:: Requirement ::
Transcribe the listing that follows in full, omitting pictures.

──────────────────────────────

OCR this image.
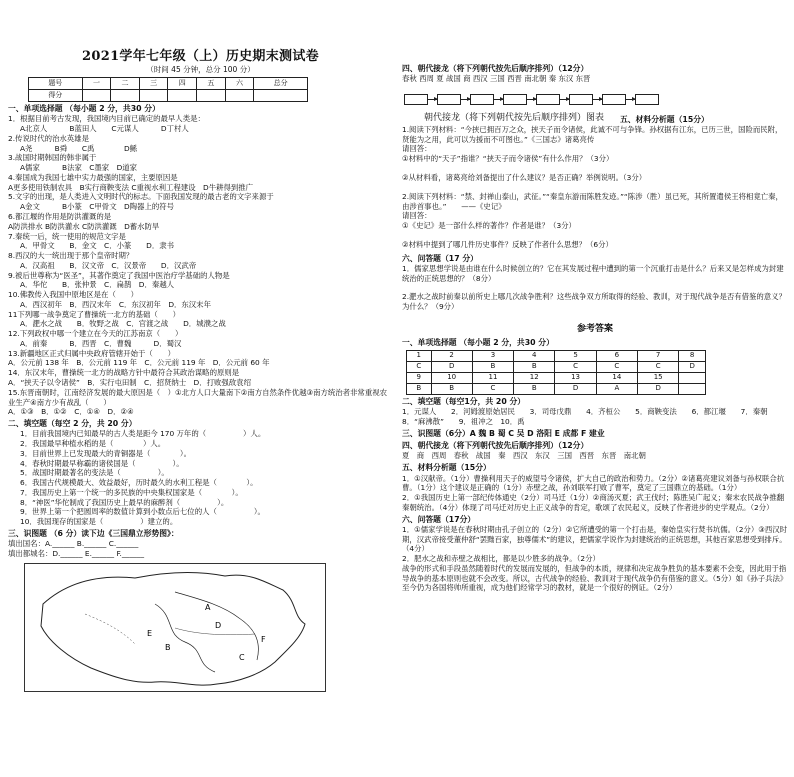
2021学年七年级（上）历史期末测试卷
（时间 45 分钟，总分 100 分）
题号	一	二	三	四	五	六	总分
得分							
一、单项选择题 （每小题 2 分，共30 分）
1．根据目前考古发现，我国境内目前已确定的最早人类是：
A北京人　　　B蓝田人　　C元谋人　　　D丁村人
2.传说时代的治水英雄是
A尧　　　B舜　　C禹　　　　D鲧
3.战国时期韩国的韩非属于
A儒家　　　B法家　C墨家　D道家
4.秦国成为我国七雄中实力最强的国家，主要原因是
A更多使用铁制农具　B实行商鞅变法 C重视水利工程建设　D牛耕得到推广
5.文字的出现，是人类进入文明时代的标志。下面我国发现的最古老的文字来源于
A金文　　　B小篆　C甲骨文　D陶器上的符号
6.都江堰的作用是防洪灌溉的是
A防洪排水 B防洪灌水 C防洪灌溉　D蓄水防旱
7.秦统一后，统一使用的规范文字是
A．甲骨文　　B．金文　C．小篆　　D．隶书
8.西汉的大一统出现于那个皇帝时期？
A．汉高祖　　B．汉文帝　C．汉景帝　　D．汉武帝
9.被后世尊称为“医圣”，其著作奠定了我国中医治疗学基础的人物是
A．华佗　　B．张仲景　C．扁鹊　D．秦越人
10.佛教传入我国中原地区是在（　　）
A．西汉初年　B．西汉末年　C．东汉初年　D．东汉末年
11下列哪一战争奠定了曹操统一北方的基础（　　）
A．淝水之战　　B．牧野之战　C．官渡之战　　D．城濮之战
12.下列政权中哪一个建立在今天的江苏南京（　　）
A．前秦　　　B．西晋　C．曹魏　　　D．蜀汉
13.新疆地区正式归属中央政府管辖开始于（　　）
A．公元前 138 年　B．公元前 119 年　C．公元前 119 年　D．公元前 60 年
14．东汉末年，曹操统一北方的战略方针中最符合其政治谋略的原则是
A．“挟天子以令诸侯”　B．实行屯田制　C．招贤纳士　D．打败强敌袁绍
15.东晋南朝时，江南经济发展的最大原因是（　）①北方人口大量南下②南方自然条件优越③南方统治者非常重视农业生产④南方少有战乱（　　）
A．①③　B．①②　C．①④　D．②④
二、填空题（每空 2 分，共 20 分）
1．目前我国境内已知最早的古人类是距今 170 万年的（　　　　　）人。
2．我国最早种植水稻的是（　　　　）人。
3．目前世界上已发现最大的青铜器是（　　　　）。
4．春秋时期最早称霸的诸侯国是（　　　　　）。
5．战国时期最著名的变法是（　　　　　）。
6．我国古代规模最大、效益最好，历时最久的水利工程是（　　　　）。
7．我国历史上第一个统一的多民族的中央集权国家是（　　　　）。
8．“神医”华佗制成了我国历史上最早的麻醉剂（　　　　　）。
9．世界上第一个把圆周率的数值计算到小数点后七位的人（　　　　　）。
10．我国现存的国家是（　　　　　）建立的。
三、识图题 （6 分）读下边《三国鼎立形势图》：
填出国名：A.______ B.______ C.______
填出都城名：D.______ E.______ F.______
A
B
C
D
E
F
四、朝代接龙（将下列朝代按先后顺序排列）（12分）
春秋 西周 夏 战国 商 西汉 三国 西晋 南北朝 秦 东汉 东晋
朝代接龙（将下列朝代按先后顺序排列）图表 五、材料分析题（15分）
1.阅读下列材料：“今挟已拥百万之众，挟天子而令诸侯，此诚不可与争锋。孙权据有江东，已历三世，国险而民附，贤能为之用，此可以为援而不可图也。”《三国志》诸葛亮传
请回答：
①材料中的“天子”指谁？“挟天子而令诸侯”有什么作用？（3分）
②从材料看，诸葛亮给刘备提出了什么建议？是否正确？举例说明。（3分）
2.阅读下列材料：“禁、封禅山泰山，武征。”“秦皇东游而陈胜发迹。”“陈涉（胜）虽已死，其所置遣侯王将相竟亡秦，由涉首事也。”　　——《史记》
请回答：
①《史记》是一部什么样的著作？作者是谁？（3分）
②材料中提到了哪几件历史事件？反映了作者什么思想？（6分）
六、问答题（17 分）
1．儒家思想学说是由谁在什么时候创立的？它在其发展过程中遭到的第一个沉重打击是什么？后来又是怎样成为封建统治的正统思想的？（8分）
2.淝水之战时前秦以前所史上哪几次战争胜利？这些战争双方所取得的经验、教训，对于现代战争是否有借鉴的意义？为什么？（9分）
参考答案
一、单项选择题 （每小题 2 分，共30 分）
1	2	3	4	5	6	7	8
C	D	B	B	C	C	C	D
9	10	11	12	13	14	15	
B	B	C	B	D	A	D	
二、填空题（每空1分，共 20 分）
1．元谋人　　2．河姆渡原始居民　　3．司母戊鼎　　4．齐桓公　　5．商鞅变法　　6．都江堰　　7．秦朝　　8．“麻沸散”　　9．祖冲之　10．禹
三、识图题（6分）A 魏 B 蜀 C 吴 D 洛阳 E 成都 F 建业
四、朝代接龙（将下列朝代按先后顺序排列）（12分）
夏　商　西周　春秋　战国　秦　西汉　东汉　三国　西晋　东晋　南北朝
五、材料分析题（15分）
1．①汉献帝。（1分）曹操利用天子的威望号令诸侯，扩大自己的政治和势力。（2分）②诸葛亮建议刘备与孙权联合抗曹。（1分）这个建议是正确的（1分）赤壁之战，孙刘联军打败了曹军，奠定了三国鼎立的基础。（1分）
2．①我国历史上第一部纪传体通史（2分）司马迁（1分）②商汤灭夏；武王伐纣；陈胜吴广起义；秦末农民战争推翻秦朝统治。（4分）体现了司马迁对历史上正义战争的肯定，歌颂了农民起义，反映了作者进步的史学观点。（2分）
六、问答题（17分）
1．①儒家学说是在春秋时期由孔子创立的（2分）②它所遭受的第一个打击是，秦始皇实行焚书坑儒。（2分）③西汉时期，汉武帝接受董仲舒“罢黜百家，独尊儒术”的建议，把儒家学说作为封建统治的正统思想，其他百家思想受到排斥。（4分）
2．肥水之战和赤壁之战相比，都是以少胜多的战争。（2分）
战争的形式和手段虽然随着时代的发展而发展的，但战争的本质，规律和决定战争胜负的基本要素不会变，因此用于指导战争的基本原则也就不会改变。所以，古代战争的经验、教训对于现代战争仍有借鉴的意义。（5分）如《孙子兵法》至今仍为各国将帅所重视，成为他们经常学习的教材，就是一个很好的例证。（2分）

──────────────────────────────

:: Exercise output ::
OCR this image.
2021学年七年级（上）历史期末测试卷
（时间 45 分钟，总分 100 分）
题号	一	二	三	四	五	六	总分
得分							
一、单项选择题 （每小题 2 分，共30 分）
1．根据目前考古发现，我国境内目前已确定的最早人类是：
A北京人　　　B蓝田人　　C元谋人　　　D丁村人
2.传说时代的治水英雄是
A尧　　　B舜　　C禹　　　　D鲧
3.战国时期韩国的韩非属于
A儒家　　　B法家　C墨家　D道家
4.秦国成为我国七雄中实力最强的国家，主要原因是
A更多使用铁制农具　B实行商鞅变法 C重视水利工程建设　D牛耕得到推广
5.文字的出现，是人类进入文明时代的标志。下面我国发现的最古老的文字来源于
A金文　　　B小篆　C甲骨文　D陶器上的符号
6.都江堰的作用是防洪灌溉的是
A防洪排水 B防洪灌水 C防洪灌溉　D蓄水防旱
7.秦统一后，统一使用的规范文字是
A．甲骨文　　B．金文　C．小篆　　D．隶书
8.西汉的大一统出现于那个皇帝时期？
A．汉高祖　　B．汉文帝　C．汉景帝　　D．汉武帝
9.被后世尊称为“医圣”，其著作奠定了我国中医治疗学基础的人物是
A．华佗　　B．张仲景　C．扁鹊　D．秦越人
10.佛教传入我国中原地区是在（　　）
A．西汉初年　B．西汉末年　C．东汉初年　D．东汉末年
11下列哪一战争奠定了曹操统一北方的基础（　　）
A．淝水之战　　B．牧野之战　C．官渡之战　　D．城濮之战
12.下列政权中哪一个建立在今天的江苏南京（　　）
A．前秦　　　B．西晋　C．曹魏　　　D．蜀汉
13.新疆地区正式归属中央政府管辖开始于（　　）
A．公元前 138 年　B．公元前 119 年　C．公元前 119 年　D．公元前 60 年
14．东汉末年，曹操统一北方的战略方针中最符合其政治谋略的原则是
A．“挟天子以令诸侯”　B．实行屯田制　C．招贤纳士　D．打败强敌袁绍
15.东晋南朝时，江南经济发展的最大原因是（　）①北方人口大量南下②南方自然条件优越③南方统治者非常重视农业生产④南方少有战乱（　　）
A．①③　B．①②　C．①④　D．②④
二、填空题（每空 2 分，共 20 分）
1．目前我国境内已知最早的古人类是距今 170 万年的（　　　　　）人。
2．我国最早种植水稻的是（　　　　）人。
3．目前世界上已发现最大的青铜器是（　　　　）。
4．春秋时期最早称霸的诸侯国是（　　　　　）。
5．战国时期最著名的变法是（　　　　　）。
6．我国古代规模最大、效益最好，历时最久的水利工程是（　　　　）。
7．我国历史上第一个统一的多民族的中央集权国家是（　　　　）。
8．“神医”华佗制成了我国历史上最早的麻醉剂（　　　　　）。
9．世界上第一个把圆周率的数值计算到小数点后七位的人（　　　　　）。
10．我国现存的国家是（　　　　　）建立的。
三、识图题 （6 分）读下边《三国鼎立形势图》：
填出国名：A.______ B.______ C.______
填出都城名：D.______ E.______ F.______
A
B
C
D
E
F
四、朝代接龙（将下列朝代按先后顺序排列）（12分）
春秋 西周 夏 战国 商 西汉 三国 西晋 南北朝 秦 东汉 东晋
朝代接龙（将下列朝代按先后顺序排列）图表 五、材料分析题（15分）
1.阅读下列材料：“今挟已拥百万之众，挟天子而令诸侯，此诚不可与争锋。孙权据有江东，已历三世，国险而民附，贤能为之用，此可以为援而不可图也。”《三国志》诸葛亮传
请回答：
①材料中的“天子”指谁？“挟天子而令诸侯”有什么作用？（3分）
②从材料看，诸葛亮给刘备提出了什么建议？是否正确？举例说明。（3分）
2.阅读下列材料：“禁、封禅山泰山，武征。”“秦皇东游而陈胜发迹。”“陈涉（胜）虽已死，其所置遣侯王将相竟亡秦，由涉首事也。”　　——《史记》
请回答：
①《史记》是一部什么样的著作？作者是谁？（3分）
②材料中提到了哪几件历史事件？反映了作者什么思想？（6分）
六、问答题（17 分）
1．儒家思想学说是由谁在什么时候创立的？它在其发展过程中遭到的第一个沉重打击是什么？后来又是怎样成为封建统治的正统思想的？（8分）
2.淝水之战时前秦以前所史上哪几次战争胜利？这些战争双方所取得的经验、教训，对于现代战争是否有借鉴的意义？为什么？（9分）
参考答案
一、单项选择题 （每小题 2 分，共30 分）
1	2	3	4	5	6	7	8
C	D	B	B	C	C	C	D
9	10	11	12	13	14	15	
B	B	C	B	D	A	D	
二、填空题（每空1分，共 20 分）
1．元谋人　　2．河姆渡原始居民　　3．司母戊鼎　　4．齐桓公　　5．商鞅变法　　6．都江堰　　7．秦朝　　8．“麻沸散”　　9．祖冲之　10．禹
三、识图题（6分）A 魏 B 蜀 C 吴 D 洛阳 E 成都 F 建业
四、朝代接龙（将下列朝代按先后顺序排列）（12分）
夏　商　西周　春秋　战国　秦　西汉　东汉　三国　西晋　东晋　南北朝
五、材料分析题（15分）
1．①汉献帝。（1分）曹操利用天子的威望号令诸侯，扩大自己的政治和势力。（2分）②诸葛亮建议刘备与孙权联合抗曹。（1分）这个建议是正确的（1分）赤壁之战，孙刘联军打败了曹军，奠定了三国鼎立的基础。（1分）
2．①我国历史上第一部纪传体通史（2分）司马迁（1分）②商汤灭夏；武王伐纣；陈胜吴广起义；秦末农民战争推翻秦朝统治。（4分）体现了司马迁对历史上正义战争的肯定，歌颂了农民起义，反映了作者进步的史学观点。（2分）
六、问答题（17分）
1．①儒家学说是在春秋时期由孔子创立的（2分）②它所遭受的第一个打击是，秦始皇实行焚书坑儒。（2分）③西汉时期，汉武帝接受董仲舒“罢黜百家，独尊儒术”的建议，把儒家学说作为封建统治的正统思想，其他百家思想受到排斥。（4分）
2．肥水之战和赤壁之战相比，都是以少胜多的战争。（2分）
战争的形式和手段虽然随着时代的发展而发展的，但战争的本质，规律和决定战争胜负的基本要素不会变，因此用于指导战争的基本原则也就不会改变。所以，古代战争的经验、教训对于现代战争仍有借鉴的意义。（5分）如《孙子兵法》至今仍为各国将帅所重视，成为他们经常学习的教材，就是一个很好的例证。（2分）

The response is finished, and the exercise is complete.